> [DOCUMENTO]:
Educar la inteligencia del corazón
La grande fascinación que la inteligencia artificial ejerce sobre la opinión pública suscita, como siempre ocurre con las grandes innovaciones, emociones contradictorias.
Por un lado, están los entusiastas de la tecnología, que ven en la nueva frontera digital la promesa de una humanidad potenciada, más eficiente, más inteligente, más libre de los errores y las limitaciones de la mente humana.
Por otro lado, están los tecnófobos que enfatizan los riesgos y alimentan los miedos: la pérdida del trabajo, la manipulación de las mentes, la vigilancia total, la reducción del ser humano a una función biológica y algorítmica.
Ambos bandos tienen en parte razón.
El reto es que, como cualquier salto tecnológico, el digital no solo cambia la forma de hacer las cosas: cambia la forma de pensar, de sentir, de relacionarnos. La inteligencia artificial no es una simple herramienta, sino un nuevo entorno cognitivo que reorganiza las condiciones mismas de la experiencia humana.
En lugar de posicionarse a favor o en contra, lo que hay que hacer es tratar de comprender lo que está sucediendo, sin ceder ni a la euforia ni al miedo, para poder limitar los aspectos negativos y valorar los positivos.
Para ello, es necesario adoptar una mirada crítica, pero no destructiva, capaz de inscribir la innovación en una visión más amplia de lo humano. La dirección que tomará nuestra civilización depende de cómo pensemos la técnica y de cómo la orientemos hacia fines humanos.
Tal y como se ha desarrollado, la inteligencia artificial representa la encarnación del reduccionismo moderno. Que, en su estructura más profunda, lleva a cabo esa separación entre fe y razón, entre significado y cálculo, que ya se ha identificado como una de las grandes cuestiones de las sociedades avanzadas.
La inteligencia artificial, y siempre desde la perspectiva de tal y como se está desarrollando, es el triunfo de la razón que sabe calcular pero no sabe cuestionar los fines; que optimiza los medios pero no sabe decidir qué es bueno o justo.

> [REGISTROS]:

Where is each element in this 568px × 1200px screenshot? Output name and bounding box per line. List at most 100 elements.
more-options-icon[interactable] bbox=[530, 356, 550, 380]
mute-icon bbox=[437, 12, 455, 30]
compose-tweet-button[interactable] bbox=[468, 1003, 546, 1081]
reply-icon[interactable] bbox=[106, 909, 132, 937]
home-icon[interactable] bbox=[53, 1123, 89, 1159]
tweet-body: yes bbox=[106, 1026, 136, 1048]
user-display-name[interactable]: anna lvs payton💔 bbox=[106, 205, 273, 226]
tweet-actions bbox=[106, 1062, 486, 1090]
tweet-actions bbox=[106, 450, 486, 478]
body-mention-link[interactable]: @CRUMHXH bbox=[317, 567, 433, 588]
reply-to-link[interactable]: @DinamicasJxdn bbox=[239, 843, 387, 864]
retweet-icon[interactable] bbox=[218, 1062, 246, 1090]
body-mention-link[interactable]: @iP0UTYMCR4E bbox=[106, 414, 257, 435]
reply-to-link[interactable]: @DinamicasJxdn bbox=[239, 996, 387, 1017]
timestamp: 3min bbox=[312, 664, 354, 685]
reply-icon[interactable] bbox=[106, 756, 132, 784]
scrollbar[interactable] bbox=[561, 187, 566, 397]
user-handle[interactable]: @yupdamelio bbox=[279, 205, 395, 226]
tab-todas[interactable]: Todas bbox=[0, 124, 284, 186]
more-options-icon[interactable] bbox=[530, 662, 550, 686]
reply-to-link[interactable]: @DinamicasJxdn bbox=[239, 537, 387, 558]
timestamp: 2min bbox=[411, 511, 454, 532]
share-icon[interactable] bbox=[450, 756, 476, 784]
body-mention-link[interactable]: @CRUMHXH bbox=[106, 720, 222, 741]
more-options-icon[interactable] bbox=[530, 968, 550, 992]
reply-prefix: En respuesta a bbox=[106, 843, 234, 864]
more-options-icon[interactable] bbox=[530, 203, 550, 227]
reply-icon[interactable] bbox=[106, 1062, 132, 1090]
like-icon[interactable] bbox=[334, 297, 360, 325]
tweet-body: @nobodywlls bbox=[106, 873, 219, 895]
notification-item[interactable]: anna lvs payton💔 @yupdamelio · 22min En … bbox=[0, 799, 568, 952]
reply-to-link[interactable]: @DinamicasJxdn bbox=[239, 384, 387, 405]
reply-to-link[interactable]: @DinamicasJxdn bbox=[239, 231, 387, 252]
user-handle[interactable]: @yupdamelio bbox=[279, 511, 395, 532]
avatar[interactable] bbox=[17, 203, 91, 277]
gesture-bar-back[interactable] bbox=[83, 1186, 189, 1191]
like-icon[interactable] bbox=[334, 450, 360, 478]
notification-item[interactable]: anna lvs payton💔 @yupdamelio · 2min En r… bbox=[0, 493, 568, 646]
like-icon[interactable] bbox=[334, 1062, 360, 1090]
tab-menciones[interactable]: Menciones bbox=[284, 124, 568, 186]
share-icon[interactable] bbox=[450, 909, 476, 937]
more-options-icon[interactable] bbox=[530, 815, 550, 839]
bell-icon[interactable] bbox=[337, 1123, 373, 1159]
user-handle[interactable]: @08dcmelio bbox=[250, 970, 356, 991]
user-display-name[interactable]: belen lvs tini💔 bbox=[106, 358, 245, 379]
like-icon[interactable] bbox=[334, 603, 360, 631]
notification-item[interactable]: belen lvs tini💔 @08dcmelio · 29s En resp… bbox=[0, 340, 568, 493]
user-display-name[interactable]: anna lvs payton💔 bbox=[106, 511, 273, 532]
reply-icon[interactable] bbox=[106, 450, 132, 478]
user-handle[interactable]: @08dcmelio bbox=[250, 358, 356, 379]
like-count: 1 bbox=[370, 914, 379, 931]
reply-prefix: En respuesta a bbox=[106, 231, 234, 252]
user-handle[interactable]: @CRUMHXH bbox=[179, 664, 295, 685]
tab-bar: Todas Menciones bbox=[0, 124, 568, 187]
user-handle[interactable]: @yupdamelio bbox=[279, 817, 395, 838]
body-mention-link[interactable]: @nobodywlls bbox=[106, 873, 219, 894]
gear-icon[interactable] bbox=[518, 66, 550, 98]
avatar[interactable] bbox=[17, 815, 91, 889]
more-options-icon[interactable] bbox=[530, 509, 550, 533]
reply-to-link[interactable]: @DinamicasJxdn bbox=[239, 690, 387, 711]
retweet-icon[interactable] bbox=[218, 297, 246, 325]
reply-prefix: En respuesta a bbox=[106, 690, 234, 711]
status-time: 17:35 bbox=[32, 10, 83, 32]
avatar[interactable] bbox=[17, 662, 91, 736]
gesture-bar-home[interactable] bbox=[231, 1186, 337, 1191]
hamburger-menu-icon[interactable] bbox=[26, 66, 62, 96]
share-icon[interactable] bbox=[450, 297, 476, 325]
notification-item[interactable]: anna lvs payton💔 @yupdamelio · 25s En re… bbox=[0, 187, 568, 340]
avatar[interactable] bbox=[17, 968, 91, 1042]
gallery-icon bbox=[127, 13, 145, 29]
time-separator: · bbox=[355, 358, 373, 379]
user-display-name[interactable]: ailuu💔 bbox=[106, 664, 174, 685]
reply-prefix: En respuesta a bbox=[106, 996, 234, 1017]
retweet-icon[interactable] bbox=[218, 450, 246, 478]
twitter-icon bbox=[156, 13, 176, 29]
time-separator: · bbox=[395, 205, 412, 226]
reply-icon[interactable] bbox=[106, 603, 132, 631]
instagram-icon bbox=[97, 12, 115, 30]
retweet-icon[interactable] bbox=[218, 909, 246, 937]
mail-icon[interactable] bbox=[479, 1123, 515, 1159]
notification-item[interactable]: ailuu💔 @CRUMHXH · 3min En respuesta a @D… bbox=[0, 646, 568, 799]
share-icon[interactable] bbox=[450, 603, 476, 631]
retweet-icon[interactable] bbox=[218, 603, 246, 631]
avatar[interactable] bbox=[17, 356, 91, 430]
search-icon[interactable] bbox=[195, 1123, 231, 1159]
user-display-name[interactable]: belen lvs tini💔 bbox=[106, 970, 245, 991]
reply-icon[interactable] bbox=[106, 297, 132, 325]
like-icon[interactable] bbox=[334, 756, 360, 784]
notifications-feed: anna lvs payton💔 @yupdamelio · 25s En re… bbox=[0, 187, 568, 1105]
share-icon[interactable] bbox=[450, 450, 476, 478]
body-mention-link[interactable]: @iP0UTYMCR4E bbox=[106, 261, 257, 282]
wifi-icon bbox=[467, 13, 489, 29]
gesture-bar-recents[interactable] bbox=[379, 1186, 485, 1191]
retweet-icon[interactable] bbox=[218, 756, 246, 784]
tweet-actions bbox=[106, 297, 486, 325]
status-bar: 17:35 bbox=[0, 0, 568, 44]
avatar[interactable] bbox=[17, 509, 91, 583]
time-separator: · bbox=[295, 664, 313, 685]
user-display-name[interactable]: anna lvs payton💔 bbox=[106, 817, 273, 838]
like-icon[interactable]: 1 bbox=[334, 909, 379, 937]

> [ENUNCIADO]: Reproduce completo y sin ningún cambio el documento sobre la inteligencia artificial que aparece antes del material.

> [RESPUESTA]:
Educar la inteligencia del corazón
La grande fascinación que la inteligencia artificial ejerce sobre la opinión pública suscita, como siempre ocurre con las grandes innovaciones, emociones contradictorias.
Por un lado, están los entusiastas de la tecnología, que ven en la nueva frontera digital la promesa de una humanidad potenciada, más eficiente, más inteligente, más libre de los errores y las limitaciones de la mente humana.
Por otro lado, están los tecnófobos que enfatizan los riesgos y alimentan los miedos: la pérdida del trabajo, la manipulación de las mentes, la vigilancia total, la reducción del ser humano a una función biológica y algorítmica.
Ambos bandos tienen en parte razón.
El reto es que, como cualquier salto tecnológico, el digital no solo cambia la forma de hacer las cosas: cambia la forma de pensar, de sentir, de relacionarnos. La inteligencia artificial no es una simple herramienta, sino un nuevo entorno cognitivo que reorganiza las condiciones mismas de la experiencia humana.
En lugar de posicionarse a favor o en contra, lo que hay que hacer es tratar de comprender lo que está sucediendo, sin ceder ni a la euforia ni al miedo, para poder limitar los aspectos negativos y valorar los positivos.
Para ello, es necesario adoptar una mirada crítica, pero no destructiva, capaz de inscribir la innovación en una visión más amplia de lo humano. La dirección que tomará nuestra civilización depende de cómo pensemos la técnica y de cómo la orientemos hacia fines humanos.
Tal y como se ha desarrollado, la inteligencia artificial representa la encarnación del reduccionismo moderno. Que, en su estructura más profunda, lleva a cabo esa separación entre fe y razón, entre significado y cálculo, que ya se ha identificado como una de las grandes cuestiones de las sociedades avanzadas.
La inteligencia artificial, y siempre desde la perspectiva de tal y como se está desarrollando, es el triunfo de la razón que sabe calcular pero no sabe cuestionar los fines; que optimiza los medios pero no sabe decidir qué es bueno o justo.